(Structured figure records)
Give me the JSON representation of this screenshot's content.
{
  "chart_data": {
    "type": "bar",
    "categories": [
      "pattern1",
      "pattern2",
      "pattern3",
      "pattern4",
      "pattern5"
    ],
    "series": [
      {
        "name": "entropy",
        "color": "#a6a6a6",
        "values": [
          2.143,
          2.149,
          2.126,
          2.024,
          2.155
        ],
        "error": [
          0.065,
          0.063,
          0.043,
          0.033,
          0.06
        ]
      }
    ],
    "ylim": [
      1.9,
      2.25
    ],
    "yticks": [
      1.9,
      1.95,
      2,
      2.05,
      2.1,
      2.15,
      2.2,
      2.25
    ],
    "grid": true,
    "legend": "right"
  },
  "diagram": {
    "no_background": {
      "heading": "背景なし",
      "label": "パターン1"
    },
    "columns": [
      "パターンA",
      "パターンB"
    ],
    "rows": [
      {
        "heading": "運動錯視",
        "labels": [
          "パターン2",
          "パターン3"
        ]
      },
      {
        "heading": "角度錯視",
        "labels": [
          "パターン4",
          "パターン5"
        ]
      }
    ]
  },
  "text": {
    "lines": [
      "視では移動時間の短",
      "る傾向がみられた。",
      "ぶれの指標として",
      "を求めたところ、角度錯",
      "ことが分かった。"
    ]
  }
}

> **What is being asked**
Look for "heading" and pull out every line that has it.

> **Result of this exercise**
      "heading": "背景なし",
        "heading": "運動錯視",
        "heading": "角度錯視",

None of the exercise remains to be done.